**ENUNCIADO DA TAREFA:** Por favor, transcreva o texto sobre as denúncias contra Larry Nassar, começando em "A primeira denúncia" e indo até "ginástica artística feminina.", e troque "abafado" por "silenciado".

**TEXTO PARA ANÁLISE:**
>>>
A primeira denúncia foi em 1994., quando uma atleta se queixou de ter sido abusada sexualmente por Larry Nassar. Mas, dois anos depois, o acusado foi promovido a coordenador médico da equipa de ginástica dos Estados Unidos, nos Jogos Olímpicos de Atlanta, e o caso foi abafado. Em 1998, foram apresentadas mais duas queixas. Dois anos depois, mais uma, com Rachael Denhollander, na altura com 15 anos, a queixar-se de ter sido abusada durante um tratamento a um problema nas costas. Nada foi feito. Em 2014, outro testemunho, de uma antiga estudante, que até levou a Universidade de Michigan State a abrir um inquérito. Mas Nassar foi absolvido de todas elas. E ainda ficou, a seu pedido, como médico da ginástica artística feminina.
<<<
**CONJUNTO DE DADOS:**
>>>
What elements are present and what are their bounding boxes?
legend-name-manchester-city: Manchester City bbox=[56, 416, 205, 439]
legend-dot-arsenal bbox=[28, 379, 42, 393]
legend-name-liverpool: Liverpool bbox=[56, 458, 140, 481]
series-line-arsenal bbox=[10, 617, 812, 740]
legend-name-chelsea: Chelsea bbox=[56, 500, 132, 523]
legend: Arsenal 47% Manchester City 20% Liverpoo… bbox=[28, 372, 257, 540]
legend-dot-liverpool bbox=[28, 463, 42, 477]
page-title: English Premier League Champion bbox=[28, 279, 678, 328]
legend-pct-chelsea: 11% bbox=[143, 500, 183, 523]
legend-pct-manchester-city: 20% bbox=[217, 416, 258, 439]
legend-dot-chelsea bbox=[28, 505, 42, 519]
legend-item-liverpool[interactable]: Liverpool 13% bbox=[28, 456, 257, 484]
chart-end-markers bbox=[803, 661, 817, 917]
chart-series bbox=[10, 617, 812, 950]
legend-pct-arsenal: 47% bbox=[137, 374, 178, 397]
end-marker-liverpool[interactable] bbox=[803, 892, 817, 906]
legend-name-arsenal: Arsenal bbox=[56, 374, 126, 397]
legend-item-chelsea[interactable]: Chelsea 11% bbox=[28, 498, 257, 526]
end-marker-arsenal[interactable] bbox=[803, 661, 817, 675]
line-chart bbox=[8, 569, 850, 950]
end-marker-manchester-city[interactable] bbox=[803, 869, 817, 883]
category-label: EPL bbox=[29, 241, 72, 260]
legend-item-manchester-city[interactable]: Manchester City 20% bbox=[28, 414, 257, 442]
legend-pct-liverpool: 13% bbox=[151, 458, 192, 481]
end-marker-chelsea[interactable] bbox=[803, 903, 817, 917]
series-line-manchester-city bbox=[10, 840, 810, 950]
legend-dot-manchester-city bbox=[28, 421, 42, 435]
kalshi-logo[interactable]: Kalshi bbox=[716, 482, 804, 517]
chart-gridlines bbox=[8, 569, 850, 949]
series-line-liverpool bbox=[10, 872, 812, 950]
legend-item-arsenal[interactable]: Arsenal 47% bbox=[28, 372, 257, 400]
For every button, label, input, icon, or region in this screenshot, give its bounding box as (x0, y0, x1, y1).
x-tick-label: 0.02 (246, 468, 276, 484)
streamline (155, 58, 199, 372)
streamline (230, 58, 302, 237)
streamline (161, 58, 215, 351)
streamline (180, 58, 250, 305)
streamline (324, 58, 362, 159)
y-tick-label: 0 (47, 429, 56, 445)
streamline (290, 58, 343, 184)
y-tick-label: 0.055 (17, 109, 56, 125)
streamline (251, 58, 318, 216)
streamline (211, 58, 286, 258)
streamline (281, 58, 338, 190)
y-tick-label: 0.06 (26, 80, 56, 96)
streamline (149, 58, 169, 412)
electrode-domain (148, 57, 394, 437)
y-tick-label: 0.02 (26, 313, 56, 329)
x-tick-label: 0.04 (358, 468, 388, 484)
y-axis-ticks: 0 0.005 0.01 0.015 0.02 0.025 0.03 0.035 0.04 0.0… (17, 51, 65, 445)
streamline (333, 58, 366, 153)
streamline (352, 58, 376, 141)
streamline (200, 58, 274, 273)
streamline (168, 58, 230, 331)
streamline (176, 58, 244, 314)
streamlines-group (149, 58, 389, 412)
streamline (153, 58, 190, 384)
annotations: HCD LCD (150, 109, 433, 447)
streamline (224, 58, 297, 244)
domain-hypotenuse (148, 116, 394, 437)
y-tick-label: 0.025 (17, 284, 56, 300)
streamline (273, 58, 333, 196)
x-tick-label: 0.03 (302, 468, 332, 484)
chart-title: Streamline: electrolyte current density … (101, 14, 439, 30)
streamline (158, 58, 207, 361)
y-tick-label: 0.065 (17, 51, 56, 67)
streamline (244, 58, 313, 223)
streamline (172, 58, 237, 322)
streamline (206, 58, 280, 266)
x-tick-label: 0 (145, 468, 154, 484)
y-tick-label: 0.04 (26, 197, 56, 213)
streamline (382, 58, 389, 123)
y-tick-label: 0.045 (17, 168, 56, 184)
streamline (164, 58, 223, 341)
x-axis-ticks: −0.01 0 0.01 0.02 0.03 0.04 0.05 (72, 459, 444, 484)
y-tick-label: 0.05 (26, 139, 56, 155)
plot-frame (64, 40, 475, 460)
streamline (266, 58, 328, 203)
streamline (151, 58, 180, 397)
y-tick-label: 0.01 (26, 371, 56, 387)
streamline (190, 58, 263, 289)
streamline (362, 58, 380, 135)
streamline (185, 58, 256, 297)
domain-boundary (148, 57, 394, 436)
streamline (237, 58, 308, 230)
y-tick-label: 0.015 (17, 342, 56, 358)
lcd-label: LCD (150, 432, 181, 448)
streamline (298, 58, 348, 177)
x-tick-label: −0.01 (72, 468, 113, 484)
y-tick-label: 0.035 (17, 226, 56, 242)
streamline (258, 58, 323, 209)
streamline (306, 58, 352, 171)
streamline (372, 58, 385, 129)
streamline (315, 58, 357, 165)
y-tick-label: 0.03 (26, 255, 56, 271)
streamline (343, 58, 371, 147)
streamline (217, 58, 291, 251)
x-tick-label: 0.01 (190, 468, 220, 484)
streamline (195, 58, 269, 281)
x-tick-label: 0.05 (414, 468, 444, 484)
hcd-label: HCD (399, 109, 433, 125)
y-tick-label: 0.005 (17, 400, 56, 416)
<<<
**RESULTADO:**
A primeira denúncia foi em 1994., quando uma atleta se queixou de ter sido abusada sexualmente por Larry Nassar. Mas, dois anos depois, o acusado foi promovido a coordenador médico da equipa de ginástica dos Estados Unidos, nos Jogos Olímpicos de Atlanta, e o caso foi silenciado. Em 1998, foram apresentadas mais duas queixas. Dois anos depois, mais uma, com Rachael Denhollander, na altura com 15 anos, a queixar-se de ter sido abusada durante um tratamento a um problema nas costas. Nada foi feito. Em 2014, outro testemunho, de uma antiga estudante, que até levou a Universidade de Michigan State a abrir um inquérito. Mas Nassar foi absolvido de todas elas. E ainda ficou, a seu pedido, como médico da ginástica artística feminina.